AIM
Search the material below for the word "enthalpies" and copy every line in which it occurs.

===== MATERIAL SUPPLIED

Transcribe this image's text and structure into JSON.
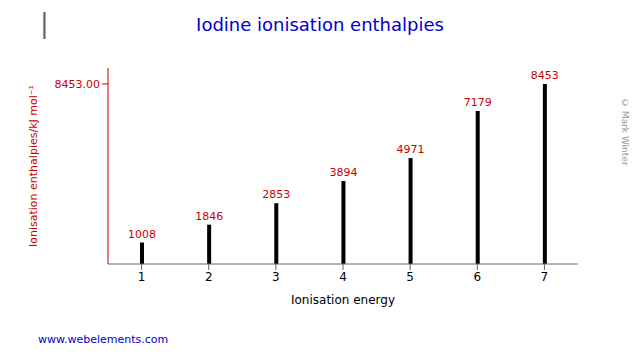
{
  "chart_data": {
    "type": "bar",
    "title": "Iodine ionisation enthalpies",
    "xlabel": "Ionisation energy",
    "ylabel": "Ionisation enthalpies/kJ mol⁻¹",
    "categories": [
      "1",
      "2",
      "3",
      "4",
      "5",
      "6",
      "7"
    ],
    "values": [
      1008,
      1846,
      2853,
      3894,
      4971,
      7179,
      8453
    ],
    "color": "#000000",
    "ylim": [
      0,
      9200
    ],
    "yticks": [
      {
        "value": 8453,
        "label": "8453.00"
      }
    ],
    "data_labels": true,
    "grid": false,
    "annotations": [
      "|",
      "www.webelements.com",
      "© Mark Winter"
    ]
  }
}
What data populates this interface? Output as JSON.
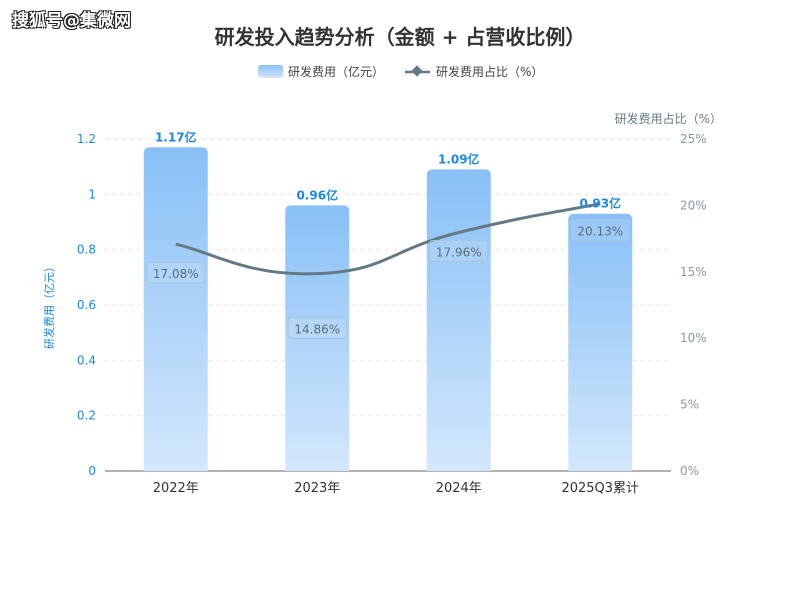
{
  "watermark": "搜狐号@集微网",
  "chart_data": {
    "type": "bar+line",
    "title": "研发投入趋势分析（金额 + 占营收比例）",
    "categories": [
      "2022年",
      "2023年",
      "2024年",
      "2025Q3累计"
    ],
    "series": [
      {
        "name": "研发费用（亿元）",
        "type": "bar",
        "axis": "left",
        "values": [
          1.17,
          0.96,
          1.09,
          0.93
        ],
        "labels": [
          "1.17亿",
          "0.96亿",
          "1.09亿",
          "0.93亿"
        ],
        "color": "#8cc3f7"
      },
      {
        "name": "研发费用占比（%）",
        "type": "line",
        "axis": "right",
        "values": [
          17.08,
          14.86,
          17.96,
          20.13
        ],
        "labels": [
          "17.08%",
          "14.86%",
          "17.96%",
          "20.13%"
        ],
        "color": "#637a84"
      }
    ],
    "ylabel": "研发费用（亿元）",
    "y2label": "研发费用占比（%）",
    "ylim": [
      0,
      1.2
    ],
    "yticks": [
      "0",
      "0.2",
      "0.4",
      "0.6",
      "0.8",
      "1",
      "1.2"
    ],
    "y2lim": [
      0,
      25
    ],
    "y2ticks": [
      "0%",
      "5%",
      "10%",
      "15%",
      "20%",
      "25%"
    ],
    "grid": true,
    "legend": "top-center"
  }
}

==========

FINAL RESULT
    "title": "Iodine ionisation enthalpies",
    "ylabel": "Ionisation enthalpies/kJ mol⁻¹",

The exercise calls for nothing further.